What the task requires: Return the lines below that carry the word "right".

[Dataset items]

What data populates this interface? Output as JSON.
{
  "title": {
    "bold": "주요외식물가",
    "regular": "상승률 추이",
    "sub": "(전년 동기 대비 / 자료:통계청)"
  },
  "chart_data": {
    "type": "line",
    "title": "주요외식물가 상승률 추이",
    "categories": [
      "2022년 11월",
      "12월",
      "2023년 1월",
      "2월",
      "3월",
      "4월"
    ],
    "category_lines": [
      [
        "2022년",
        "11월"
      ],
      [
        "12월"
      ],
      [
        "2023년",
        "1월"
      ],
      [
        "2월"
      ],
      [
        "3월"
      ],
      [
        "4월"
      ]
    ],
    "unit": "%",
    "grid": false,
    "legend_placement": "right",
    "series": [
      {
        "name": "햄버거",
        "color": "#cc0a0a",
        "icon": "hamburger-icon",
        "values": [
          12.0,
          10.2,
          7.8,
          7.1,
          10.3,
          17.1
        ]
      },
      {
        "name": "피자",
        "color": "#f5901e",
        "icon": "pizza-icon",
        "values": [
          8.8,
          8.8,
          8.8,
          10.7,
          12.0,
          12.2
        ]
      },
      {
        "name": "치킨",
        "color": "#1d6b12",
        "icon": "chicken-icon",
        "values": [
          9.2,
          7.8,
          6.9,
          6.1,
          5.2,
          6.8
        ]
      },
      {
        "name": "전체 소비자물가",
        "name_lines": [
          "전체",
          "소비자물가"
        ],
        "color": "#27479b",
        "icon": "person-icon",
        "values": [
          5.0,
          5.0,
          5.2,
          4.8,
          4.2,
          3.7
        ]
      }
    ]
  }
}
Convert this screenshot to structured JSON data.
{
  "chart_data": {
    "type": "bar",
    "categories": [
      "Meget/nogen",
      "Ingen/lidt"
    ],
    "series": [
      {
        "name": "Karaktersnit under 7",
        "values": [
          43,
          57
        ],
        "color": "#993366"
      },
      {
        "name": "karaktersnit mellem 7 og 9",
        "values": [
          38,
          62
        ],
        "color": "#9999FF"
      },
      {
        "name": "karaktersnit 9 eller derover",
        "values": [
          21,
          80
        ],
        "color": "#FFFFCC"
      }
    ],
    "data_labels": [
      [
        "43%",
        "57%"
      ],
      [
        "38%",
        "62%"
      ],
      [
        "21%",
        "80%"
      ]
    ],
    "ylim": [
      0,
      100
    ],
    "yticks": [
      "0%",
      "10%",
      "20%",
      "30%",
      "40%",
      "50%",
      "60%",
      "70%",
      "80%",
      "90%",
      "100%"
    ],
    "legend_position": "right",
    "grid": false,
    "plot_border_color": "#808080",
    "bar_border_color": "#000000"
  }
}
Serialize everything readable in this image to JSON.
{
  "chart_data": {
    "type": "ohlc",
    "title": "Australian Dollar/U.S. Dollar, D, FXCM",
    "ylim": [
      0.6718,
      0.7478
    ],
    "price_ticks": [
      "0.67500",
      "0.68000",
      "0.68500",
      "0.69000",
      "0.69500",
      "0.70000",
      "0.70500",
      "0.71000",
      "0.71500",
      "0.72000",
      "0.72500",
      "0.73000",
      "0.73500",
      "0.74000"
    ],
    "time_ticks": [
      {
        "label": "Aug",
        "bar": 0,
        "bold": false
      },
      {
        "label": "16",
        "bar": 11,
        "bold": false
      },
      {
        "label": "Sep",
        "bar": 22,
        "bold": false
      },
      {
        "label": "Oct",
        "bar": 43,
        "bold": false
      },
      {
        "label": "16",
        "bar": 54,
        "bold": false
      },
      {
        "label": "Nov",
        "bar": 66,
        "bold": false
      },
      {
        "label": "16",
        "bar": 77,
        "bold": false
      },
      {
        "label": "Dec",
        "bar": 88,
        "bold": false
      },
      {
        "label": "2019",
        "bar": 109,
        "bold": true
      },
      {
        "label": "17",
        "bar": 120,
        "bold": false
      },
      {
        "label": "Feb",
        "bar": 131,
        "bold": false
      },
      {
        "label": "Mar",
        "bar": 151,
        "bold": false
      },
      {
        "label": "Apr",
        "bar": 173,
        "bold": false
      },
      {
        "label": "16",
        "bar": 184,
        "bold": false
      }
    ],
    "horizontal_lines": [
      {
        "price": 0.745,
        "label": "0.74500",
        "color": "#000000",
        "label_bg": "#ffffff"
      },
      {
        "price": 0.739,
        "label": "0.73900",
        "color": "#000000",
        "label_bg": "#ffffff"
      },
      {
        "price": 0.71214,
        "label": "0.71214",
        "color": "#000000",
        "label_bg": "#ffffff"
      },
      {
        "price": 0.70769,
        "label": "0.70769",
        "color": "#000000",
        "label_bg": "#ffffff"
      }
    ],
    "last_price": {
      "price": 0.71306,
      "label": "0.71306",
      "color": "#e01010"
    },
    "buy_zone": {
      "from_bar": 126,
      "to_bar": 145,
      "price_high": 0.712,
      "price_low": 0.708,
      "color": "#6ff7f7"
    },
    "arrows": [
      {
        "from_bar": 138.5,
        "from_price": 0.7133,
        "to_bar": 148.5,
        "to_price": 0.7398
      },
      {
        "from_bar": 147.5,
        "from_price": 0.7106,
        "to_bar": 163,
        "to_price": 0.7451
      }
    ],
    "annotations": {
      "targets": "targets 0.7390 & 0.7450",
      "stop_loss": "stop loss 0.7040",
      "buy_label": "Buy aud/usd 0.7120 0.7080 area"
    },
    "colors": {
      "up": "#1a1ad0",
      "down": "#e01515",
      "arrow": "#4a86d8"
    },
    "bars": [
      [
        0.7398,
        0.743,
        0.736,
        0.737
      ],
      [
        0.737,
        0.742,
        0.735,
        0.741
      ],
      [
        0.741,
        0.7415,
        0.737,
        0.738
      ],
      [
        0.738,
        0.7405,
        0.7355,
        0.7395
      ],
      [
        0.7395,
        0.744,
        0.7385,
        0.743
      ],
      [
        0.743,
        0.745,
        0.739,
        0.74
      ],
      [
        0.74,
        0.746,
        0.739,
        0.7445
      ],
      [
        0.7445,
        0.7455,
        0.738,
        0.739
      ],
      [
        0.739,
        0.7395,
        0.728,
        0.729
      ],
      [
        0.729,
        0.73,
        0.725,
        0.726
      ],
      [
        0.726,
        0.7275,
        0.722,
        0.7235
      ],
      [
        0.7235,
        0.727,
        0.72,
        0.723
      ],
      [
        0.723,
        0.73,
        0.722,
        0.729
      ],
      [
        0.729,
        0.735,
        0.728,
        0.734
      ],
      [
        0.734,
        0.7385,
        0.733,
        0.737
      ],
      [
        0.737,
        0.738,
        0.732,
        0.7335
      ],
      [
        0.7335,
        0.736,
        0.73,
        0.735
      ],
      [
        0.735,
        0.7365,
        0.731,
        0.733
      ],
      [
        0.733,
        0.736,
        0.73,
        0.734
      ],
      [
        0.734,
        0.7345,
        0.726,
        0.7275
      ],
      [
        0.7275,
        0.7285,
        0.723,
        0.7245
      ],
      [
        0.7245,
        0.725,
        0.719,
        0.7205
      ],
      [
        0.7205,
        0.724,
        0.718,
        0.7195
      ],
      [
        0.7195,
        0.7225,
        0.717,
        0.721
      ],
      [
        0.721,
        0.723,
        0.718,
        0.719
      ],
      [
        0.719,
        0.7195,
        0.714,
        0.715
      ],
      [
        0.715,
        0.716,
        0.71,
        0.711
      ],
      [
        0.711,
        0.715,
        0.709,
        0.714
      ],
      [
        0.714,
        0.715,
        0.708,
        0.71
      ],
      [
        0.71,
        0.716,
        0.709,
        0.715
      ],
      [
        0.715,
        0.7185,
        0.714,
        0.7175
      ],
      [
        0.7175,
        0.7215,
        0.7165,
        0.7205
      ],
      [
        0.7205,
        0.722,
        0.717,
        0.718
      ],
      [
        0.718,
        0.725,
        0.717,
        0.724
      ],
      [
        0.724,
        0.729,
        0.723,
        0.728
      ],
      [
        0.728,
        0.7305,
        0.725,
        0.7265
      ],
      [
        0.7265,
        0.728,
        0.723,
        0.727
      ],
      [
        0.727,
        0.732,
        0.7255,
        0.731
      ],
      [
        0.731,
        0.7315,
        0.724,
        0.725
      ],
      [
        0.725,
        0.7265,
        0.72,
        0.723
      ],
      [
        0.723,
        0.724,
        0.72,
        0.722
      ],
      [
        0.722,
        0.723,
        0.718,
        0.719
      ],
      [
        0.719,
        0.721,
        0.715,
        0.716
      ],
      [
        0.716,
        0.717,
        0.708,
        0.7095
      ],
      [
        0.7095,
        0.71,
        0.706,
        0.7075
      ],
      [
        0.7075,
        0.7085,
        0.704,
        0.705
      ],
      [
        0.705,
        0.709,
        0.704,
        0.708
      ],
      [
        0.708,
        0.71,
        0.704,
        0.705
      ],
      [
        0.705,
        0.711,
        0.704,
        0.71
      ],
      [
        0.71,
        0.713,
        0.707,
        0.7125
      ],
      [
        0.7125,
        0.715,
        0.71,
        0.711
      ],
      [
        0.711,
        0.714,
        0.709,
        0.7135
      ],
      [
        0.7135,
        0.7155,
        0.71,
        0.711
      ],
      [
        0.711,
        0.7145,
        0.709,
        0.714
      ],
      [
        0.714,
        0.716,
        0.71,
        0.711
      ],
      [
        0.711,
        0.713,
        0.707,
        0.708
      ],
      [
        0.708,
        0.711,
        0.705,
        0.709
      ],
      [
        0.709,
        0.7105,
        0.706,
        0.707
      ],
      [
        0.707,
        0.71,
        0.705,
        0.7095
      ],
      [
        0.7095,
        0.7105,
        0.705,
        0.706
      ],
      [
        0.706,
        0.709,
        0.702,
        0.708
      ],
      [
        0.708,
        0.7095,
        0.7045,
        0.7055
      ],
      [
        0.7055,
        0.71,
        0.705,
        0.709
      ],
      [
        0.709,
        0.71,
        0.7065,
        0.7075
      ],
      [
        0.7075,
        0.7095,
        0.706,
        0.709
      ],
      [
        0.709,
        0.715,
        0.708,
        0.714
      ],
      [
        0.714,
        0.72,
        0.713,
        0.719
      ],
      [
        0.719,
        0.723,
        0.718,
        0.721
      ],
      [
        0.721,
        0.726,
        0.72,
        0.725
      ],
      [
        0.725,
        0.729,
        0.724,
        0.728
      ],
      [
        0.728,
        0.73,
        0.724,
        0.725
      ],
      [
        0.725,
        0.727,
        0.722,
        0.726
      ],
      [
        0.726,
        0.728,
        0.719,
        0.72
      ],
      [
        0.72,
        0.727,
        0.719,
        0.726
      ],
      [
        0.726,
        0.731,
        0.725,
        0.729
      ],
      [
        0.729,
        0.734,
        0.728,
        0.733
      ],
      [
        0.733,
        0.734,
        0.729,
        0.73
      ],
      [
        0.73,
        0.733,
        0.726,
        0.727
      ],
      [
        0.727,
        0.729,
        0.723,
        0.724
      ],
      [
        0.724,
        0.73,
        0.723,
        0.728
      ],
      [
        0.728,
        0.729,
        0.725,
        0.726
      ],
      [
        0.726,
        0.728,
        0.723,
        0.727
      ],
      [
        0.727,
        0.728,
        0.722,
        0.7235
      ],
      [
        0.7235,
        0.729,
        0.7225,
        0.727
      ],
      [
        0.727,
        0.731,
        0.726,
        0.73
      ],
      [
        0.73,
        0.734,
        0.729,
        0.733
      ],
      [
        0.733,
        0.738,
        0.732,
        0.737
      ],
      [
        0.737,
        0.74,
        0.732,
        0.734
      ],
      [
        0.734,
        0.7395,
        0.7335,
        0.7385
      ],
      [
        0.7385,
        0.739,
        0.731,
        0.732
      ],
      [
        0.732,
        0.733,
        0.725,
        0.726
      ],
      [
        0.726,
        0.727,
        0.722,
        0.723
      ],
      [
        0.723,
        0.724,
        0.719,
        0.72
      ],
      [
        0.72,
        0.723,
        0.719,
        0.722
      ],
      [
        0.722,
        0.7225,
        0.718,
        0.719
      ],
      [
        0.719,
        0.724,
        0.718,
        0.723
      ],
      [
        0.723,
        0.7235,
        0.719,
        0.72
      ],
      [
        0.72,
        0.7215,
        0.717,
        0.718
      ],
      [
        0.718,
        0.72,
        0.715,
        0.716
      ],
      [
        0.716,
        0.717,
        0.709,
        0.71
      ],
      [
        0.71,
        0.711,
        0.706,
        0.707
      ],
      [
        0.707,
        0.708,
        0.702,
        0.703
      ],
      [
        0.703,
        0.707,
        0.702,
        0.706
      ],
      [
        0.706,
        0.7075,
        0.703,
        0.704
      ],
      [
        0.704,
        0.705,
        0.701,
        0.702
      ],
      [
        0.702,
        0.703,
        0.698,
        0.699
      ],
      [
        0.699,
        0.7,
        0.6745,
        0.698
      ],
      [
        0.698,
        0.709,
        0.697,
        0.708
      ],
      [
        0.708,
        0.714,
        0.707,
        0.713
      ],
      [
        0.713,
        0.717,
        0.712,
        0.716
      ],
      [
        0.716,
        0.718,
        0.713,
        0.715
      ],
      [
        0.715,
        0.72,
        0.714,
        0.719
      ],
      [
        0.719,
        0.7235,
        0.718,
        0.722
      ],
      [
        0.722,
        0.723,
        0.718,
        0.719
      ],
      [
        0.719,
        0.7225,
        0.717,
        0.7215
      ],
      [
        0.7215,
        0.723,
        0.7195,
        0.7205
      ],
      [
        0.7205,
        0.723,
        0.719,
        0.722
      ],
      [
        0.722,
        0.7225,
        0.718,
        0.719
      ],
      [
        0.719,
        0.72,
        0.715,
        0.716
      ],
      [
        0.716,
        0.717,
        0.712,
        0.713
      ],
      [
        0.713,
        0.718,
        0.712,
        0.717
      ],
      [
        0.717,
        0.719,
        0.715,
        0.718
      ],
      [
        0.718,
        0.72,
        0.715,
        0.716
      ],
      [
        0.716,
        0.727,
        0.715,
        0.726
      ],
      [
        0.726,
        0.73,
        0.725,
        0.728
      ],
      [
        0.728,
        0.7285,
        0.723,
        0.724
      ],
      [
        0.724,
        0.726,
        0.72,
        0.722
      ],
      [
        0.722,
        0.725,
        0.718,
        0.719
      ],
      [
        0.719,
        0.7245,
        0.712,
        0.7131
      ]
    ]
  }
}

Reply to the exercise:
    "legend_placement": "right",
    "legend_position": "right",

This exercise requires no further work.